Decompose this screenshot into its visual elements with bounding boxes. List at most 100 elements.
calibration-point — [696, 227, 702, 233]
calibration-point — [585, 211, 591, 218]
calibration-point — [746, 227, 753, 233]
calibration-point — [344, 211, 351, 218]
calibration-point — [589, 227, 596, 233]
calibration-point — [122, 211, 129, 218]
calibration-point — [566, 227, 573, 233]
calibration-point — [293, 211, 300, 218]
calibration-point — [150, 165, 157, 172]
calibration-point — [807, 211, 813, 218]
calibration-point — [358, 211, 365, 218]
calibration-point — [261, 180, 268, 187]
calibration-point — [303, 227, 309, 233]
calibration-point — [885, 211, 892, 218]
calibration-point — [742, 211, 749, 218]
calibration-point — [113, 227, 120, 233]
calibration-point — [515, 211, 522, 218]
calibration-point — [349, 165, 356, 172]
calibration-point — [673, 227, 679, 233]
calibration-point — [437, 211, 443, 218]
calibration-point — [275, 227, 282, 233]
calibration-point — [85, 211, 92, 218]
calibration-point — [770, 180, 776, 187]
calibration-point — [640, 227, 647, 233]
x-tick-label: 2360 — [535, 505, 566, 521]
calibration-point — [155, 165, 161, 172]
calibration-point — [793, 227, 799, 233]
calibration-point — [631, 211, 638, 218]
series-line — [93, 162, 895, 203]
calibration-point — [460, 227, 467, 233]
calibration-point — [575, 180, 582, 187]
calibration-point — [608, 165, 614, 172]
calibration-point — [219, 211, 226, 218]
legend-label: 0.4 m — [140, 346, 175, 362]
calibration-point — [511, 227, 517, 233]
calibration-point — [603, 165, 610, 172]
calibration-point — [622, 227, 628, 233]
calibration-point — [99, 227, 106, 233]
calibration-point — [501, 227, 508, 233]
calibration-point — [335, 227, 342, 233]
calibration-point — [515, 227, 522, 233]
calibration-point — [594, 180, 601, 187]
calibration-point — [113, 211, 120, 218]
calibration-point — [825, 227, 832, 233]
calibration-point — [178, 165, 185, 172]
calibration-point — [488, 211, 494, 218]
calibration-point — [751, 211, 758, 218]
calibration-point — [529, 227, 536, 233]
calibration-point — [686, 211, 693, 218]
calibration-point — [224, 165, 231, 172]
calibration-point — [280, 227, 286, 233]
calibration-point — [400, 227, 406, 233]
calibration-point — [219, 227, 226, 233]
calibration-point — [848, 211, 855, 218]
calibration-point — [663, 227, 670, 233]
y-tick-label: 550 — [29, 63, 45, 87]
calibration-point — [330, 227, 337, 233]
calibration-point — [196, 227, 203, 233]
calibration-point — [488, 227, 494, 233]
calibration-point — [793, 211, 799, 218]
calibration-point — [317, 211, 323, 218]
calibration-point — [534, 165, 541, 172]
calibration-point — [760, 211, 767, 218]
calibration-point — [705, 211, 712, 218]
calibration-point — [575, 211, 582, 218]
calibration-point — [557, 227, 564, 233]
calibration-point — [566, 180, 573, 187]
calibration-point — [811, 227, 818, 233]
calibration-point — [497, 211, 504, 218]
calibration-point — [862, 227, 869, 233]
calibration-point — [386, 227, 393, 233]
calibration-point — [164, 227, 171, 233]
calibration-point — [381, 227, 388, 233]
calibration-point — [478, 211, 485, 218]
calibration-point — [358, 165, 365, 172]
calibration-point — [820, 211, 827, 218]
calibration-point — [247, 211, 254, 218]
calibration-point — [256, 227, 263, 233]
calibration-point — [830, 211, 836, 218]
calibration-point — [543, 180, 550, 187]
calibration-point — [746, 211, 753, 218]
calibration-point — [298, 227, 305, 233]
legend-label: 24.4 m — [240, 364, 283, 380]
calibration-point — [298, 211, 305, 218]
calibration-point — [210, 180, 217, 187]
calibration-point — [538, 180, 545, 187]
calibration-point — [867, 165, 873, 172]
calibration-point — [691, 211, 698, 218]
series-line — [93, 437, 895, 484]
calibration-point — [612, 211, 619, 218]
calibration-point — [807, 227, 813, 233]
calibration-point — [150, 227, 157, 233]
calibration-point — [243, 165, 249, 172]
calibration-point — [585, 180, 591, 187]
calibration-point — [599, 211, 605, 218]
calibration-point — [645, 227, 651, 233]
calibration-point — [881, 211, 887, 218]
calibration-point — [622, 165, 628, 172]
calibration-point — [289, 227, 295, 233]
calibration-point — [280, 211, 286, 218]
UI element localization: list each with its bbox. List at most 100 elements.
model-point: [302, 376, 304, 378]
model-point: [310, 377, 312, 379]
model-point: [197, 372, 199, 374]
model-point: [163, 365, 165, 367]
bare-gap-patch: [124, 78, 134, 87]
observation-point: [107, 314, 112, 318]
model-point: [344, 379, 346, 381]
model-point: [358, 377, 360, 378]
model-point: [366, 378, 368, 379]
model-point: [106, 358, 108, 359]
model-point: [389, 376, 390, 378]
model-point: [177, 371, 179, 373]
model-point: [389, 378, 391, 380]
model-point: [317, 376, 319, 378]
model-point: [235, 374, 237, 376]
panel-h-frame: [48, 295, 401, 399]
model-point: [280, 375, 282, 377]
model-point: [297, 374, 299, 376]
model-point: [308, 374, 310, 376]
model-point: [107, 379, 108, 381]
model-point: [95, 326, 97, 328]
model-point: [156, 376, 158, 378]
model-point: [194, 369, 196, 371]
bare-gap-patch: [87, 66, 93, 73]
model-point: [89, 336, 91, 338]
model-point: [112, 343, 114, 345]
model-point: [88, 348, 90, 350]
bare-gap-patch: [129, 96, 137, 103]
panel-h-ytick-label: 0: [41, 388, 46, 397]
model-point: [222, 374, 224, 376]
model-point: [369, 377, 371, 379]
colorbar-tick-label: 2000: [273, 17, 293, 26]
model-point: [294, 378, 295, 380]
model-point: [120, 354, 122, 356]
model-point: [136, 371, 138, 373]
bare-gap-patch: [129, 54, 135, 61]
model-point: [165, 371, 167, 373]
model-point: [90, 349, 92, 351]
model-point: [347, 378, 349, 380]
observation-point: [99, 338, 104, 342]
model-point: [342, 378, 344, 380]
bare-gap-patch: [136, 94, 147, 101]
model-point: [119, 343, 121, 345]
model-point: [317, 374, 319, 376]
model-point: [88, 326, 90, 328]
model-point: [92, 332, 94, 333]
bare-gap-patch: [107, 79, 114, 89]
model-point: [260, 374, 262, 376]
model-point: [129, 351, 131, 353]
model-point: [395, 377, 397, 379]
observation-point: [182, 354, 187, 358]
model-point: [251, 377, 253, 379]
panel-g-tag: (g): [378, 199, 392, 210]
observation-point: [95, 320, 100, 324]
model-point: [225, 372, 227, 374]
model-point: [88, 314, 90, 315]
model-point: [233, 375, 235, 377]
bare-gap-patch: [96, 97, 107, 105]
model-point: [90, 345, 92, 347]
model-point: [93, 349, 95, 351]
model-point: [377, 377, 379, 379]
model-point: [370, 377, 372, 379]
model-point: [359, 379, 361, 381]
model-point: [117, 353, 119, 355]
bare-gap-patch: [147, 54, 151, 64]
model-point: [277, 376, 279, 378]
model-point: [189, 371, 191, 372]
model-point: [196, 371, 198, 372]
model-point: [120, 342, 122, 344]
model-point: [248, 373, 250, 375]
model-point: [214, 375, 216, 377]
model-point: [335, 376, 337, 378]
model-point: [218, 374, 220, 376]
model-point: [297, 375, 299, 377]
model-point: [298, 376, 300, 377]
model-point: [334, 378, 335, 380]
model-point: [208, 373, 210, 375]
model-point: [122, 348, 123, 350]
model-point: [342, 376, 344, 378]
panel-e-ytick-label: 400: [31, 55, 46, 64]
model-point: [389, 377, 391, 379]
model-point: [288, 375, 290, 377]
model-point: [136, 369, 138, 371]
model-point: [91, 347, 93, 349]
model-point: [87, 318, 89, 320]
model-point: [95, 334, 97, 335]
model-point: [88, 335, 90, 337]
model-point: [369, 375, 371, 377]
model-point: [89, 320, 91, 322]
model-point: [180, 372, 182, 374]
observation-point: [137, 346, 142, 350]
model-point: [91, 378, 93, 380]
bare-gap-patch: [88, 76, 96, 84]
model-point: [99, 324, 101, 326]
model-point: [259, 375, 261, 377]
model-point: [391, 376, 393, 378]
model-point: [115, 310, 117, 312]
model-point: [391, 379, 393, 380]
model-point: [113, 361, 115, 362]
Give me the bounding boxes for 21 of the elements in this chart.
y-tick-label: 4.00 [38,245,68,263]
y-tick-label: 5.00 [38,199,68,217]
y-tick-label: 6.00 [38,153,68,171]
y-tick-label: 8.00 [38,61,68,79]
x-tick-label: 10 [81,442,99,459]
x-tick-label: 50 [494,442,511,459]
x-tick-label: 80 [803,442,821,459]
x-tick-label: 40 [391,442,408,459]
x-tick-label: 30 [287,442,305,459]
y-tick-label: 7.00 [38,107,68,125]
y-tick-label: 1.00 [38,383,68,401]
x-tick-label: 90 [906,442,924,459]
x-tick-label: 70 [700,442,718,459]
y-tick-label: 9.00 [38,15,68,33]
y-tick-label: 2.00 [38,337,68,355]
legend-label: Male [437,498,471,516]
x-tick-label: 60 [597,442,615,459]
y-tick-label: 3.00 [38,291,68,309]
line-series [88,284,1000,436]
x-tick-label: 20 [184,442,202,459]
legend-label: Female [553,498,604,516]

= = = = =

» **Directions for this task**
Copy out, character for character, the lines above that run from the start of the records through the line containing "calibration-point — [742, 211, 749, 218]", including both ends and nothing else.

» **Correct result**
Decompose this screenshot into its visual elements with bounding boxes. List at most 100 elements.
calibration-point — [696, 227, 702, 233]
calibration-point — [585, 211, 591, 218]
calibration-point — [746, 227, 753, 233]
calibration-point — [344, 211, 351, 218]
calibration-point — [589, 227, 596, 233]
calibration-point — [122, 211, 129, 218]
calibration-point — [566, 227, 573, 233]
calibration-point — [293, 211, 300, 218]
calibration-point — [150, 165, 157, 172]
calibration-point — [807, 211, 813, 218]
calibration-point — [358, 211, 365, 218]
calibration-point — [261, 180, 268, 187]
calibration-point — [303, 227, 309, 233]
calibration-point — [885, 211, 892, 218]
calibration-point — [742, 211, 749, 218]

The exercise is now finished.